_CHALLENGE_: Repeat exactly, and only, the lines from the line bearing "Transcribe this image's" through the end of the material. Do not copy the pictures.

_EXTRACTED RECORDS_:
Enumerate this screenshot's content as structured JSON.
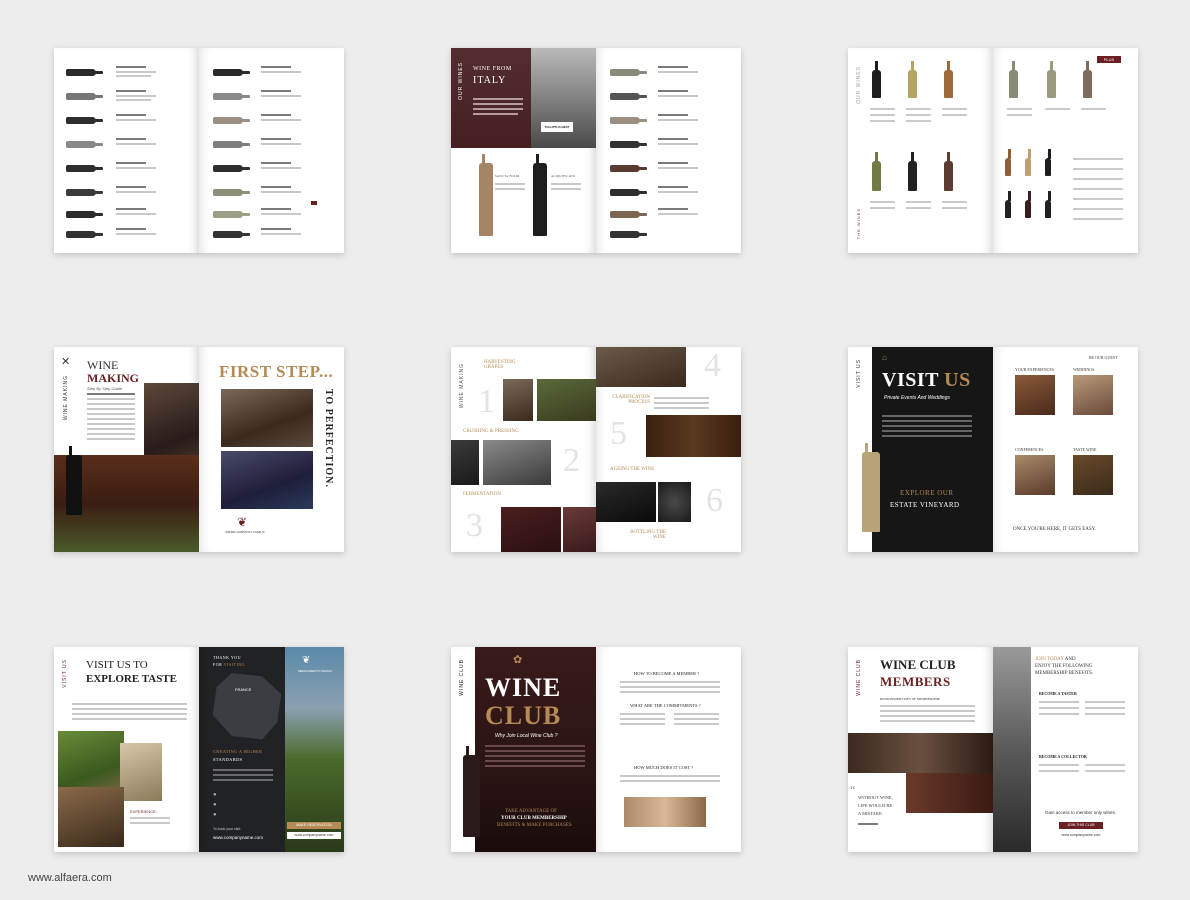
{
  "footer_url": "www.alfaera.com",
  "spread2": {
    "wine_from": "WINE FROM",
    "italy": "ITALY",
    "side_label": "OUR WINES",
    "sticker": "TOLUPTUA DEST",
    "bottle1": "SANCTA FOLIR",
    "bottle2": "ALIQUIFICATO"
  },
  "spread3": {
    "side_label": "OUR WINES",
    "tag": "PLUS",
    "side_label2": "THE WINES"
  },
  "spread4": {
    "title1": "WINE",
    "title2": "MAKING",
    "subtitle": "Step By Step Guide",
    "side_label": "WINE MAKING",
    "first_step": "FIRST STEP...",
    "to_perfection": "TO PERFECTION.",
    "brand": "MEDICAMENTO SAMUS"
  },
  "spread5": {
    "side_label": "WINE MAKING",
    "steps": [
      "HARVESTING GRAPES",
      "CRUSHING & PRESSING",
      "FERMENTATION",
      "CLARIFICATION PROCESS",
      "AGEING THE WINE",
      "BOTTLING THE WINE"
    ],
    "numbers": [
      "1",
      "2",
      "3",
      "4",
      "5",
      "6"
    ]
  },
  "spread6": {
    "side_label": "VISIT US",
    "visit": "VISIT",
    "us": "US",
    "tagline": "Private Events And Weddings",
    "explore": "EXPLORE OUR",
    "estate": "ESTATE VINEYARD",
    "be_our_guest": "BE OUR GUEST",
    "your_experiences": "YOUR EXPERIENCES",
    "weddings": "WEDDINGS",
    "conferences": "CONFERENCES",
    "taste_wine": "TASTE WINE",
    "once": "ONCE YOU'RE HERE, IT GETS EASY."
  },
  "spread7": {
    "side_label": "VISIT US",
    "visit_to": "VISIT US TO",
    "explore_taste": "EXPLORE TASTE",
    "thank_you": "THANK YOU",
    "for": "FOR",
    "visiting": "VISITING",
    "france": "FRANCE",
    "brand": "MEDICAMENTO SAMUS",
    "creating": "CREATING A HIGHER",
    "standards": "STANDARDS",
    "book": "To book your visit:",
    "url1": "www.companyname.com",
    "url2": "www.companyname.com",
    "experience": "EXPERIENCE:",
    "btn": "MAKE RESERVATION"
  },
  "spread8": {
    "side_label": "WINE CLUB",
    "wine": "WINE",
    "club": "CLUB",
    "why": "Why Join Local Wine Club ?",
    "take": "TAKE ADVANTAGE OF",
    "your": "YOUR CLUB MEMBERSHIP",
    "benefits": "BENEFITS & MAKE PURCHASES",
    "q1": "HOW TO BECOME A MEMBER ?",
    "q2": "WHAT ARE THE COMMITMENTS ?",
    "q3": "HOW MUCH DOES IT COST ?"
  },
  "spread9": {
    "side_label": "WINE CLUB",
    "wine_club": "WINE CLUB",
    "members": "MEMBERS",
    "resp": "RESPONSIBILITIES OF MEMBERSHIP",
    "quote1": "WITHOUT WINE,",
    "quote2": "LIFE WOULD BE",
    "quote3": "A MISTAKE.",
    "join1": "JOIN TODAY",
    "join2": "AND",
    "join3": "ENJOY THE FOLLOWING",
    "join4": "MEMBERSHIP BENEFITS.",
    "taster": "BECOME A TASTER",
    "collector": "BECOME A COLLECTOR",
    "gain": "Gain access to member only wines.",
    "btn": "JOIN THIS CLUB",
    "url": "www.companyname.com"
  },
  "colors": {
    "wine": "#6b1f22",
    "gold": "#b58a55",
    "dark": "#1c1c1c",
    "background": "#ededed"
  }
}
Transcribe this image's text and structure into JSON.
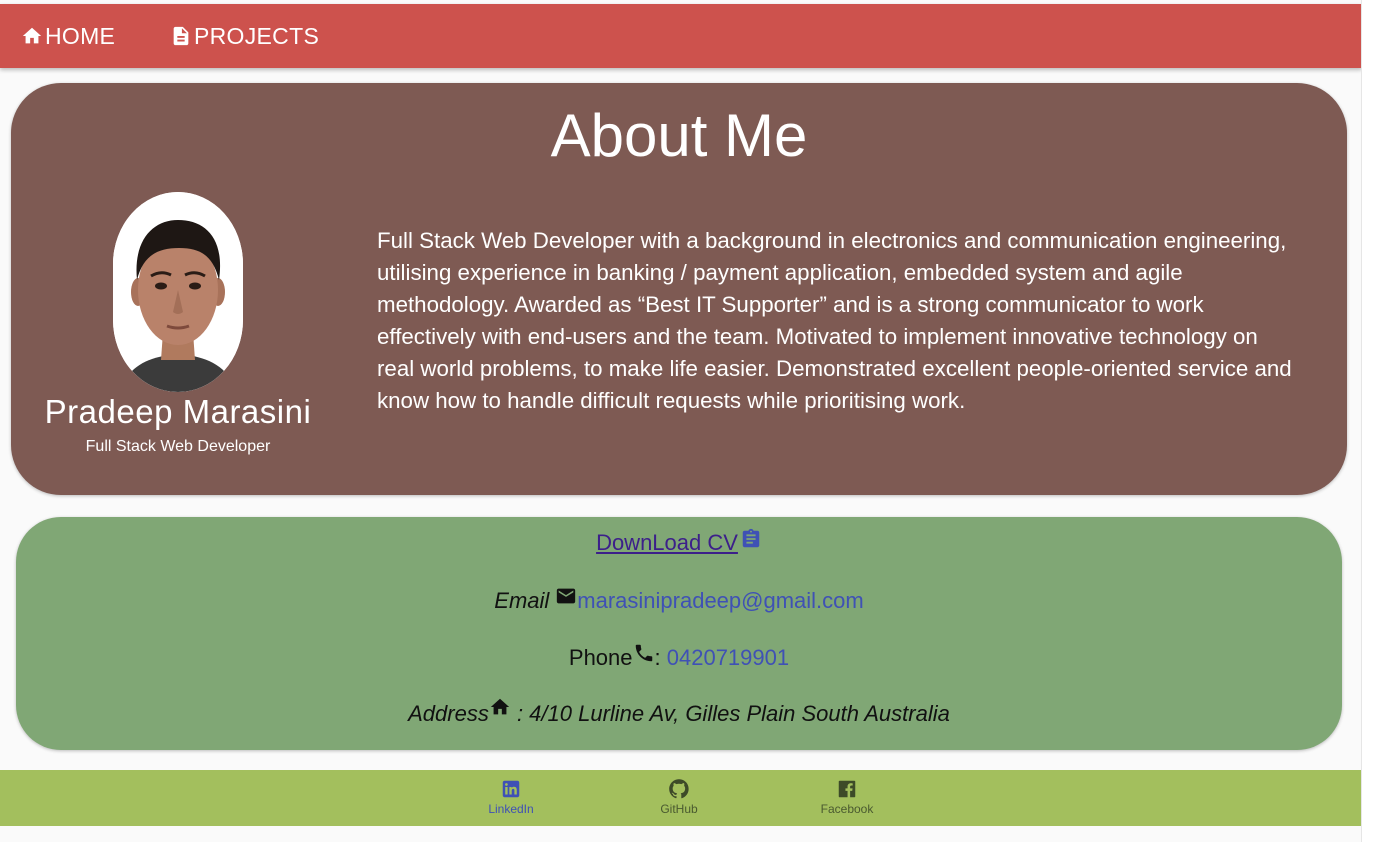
{
  "nav": {
    "home_label": "HOME",
    "projects_label": "PROJECTS",
    "home_icon": "home-icon",
    "projects_icon": "document-icon"
  },
  "about": {
    "title": "About Me",
    "name": "Pradeep Marasini",
    "role": "Full Stack Web Developer",
    "bio": "Full Stack Web Developer with a background in electronics and communication engineering, utilising experience in banking / payment application, embedded system and agile methodology. Awarded as “Best IT Supporter” and is a strong communicator to work effectively with end-users and the team. Motivated to implement innovative technology on real world problems, to make life easier. Demonstrated excellent people-oriented service and know how to handle difficult requests while prioritising work."
  },
  "contact": {
    "cv_label": "DownLoad CV ",
    "email_label": "Email",
    "email_value": "marasinipradeep@gmail.com",
    "phone_label": "Phone",
    "phone_sep": ": ",
    "phone_value": "0420719901",
    "address_label": "Address",
    "address_value": " : 4/10 Lurline Av, Gilles Plain South Australia"
  },
  "footer": {
    "linkedin": "LinkedIn",
    "github": "GitHub",
    "facebook": "Facebook"
  },
  "colors": {
    "navbar": "#cd524d",
    "about_card": "#7e5a53",
    "contact_card": "#80a775",
    "footer": "#a3bf5d",
    "link": "#3f51b5"
  }
}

_EXERCISE ANSWER_:
Transcribe this image's text and structure into JSON.
{
  "nav": {
    "home_label": "HOME",
    "projects_label": "PROJECTS",
    "home_icon": "home-icon",
    "projects_icon": "document-icon"
  },
  "about": {
    "title": "About Me",
    "name": "Pradeep Marasini",
    "role": "Full Stack Web Developer",
    "bio": "Full Stack Web Developer with a background in electronics and communication engineering, utilising experience in banking / payment application, embedded system and agile methodology. Awarded as “Best IT Supporter” and is a strong communicator to work effectively with end-users and the team. Motivated to implement innovative technology on real world problems, to make life easier. Demonstrated excellent people-oriented service and know how to handle difficult requests while prioritising work."
  },
  "contact": {
    "cv_label": "DownLoad CV ",
    "email_label": "Email",
    "email_value": "marasinipradeep@gmail.com",
    "phone_label": "Phone",
    "phone_sep": ": ",
    "phone_value": "0420719901",
    "address_label": "Address",
    "address_value": " : 4/10 Lurline Av, Gilles Plain South Australia"
  },
  "footer": {
    "linkedin": "LinkedIn",
    "github": "GitHub",
    "facebook": "Facebook"
  },
  "colors": {
    "navbar": "#cd524d",
    "about_card": "#7e5a53",
    "contact_card": "#80a775",
    "footer": "#a3bf5d",
    "link": "#3f51b5"
  }
}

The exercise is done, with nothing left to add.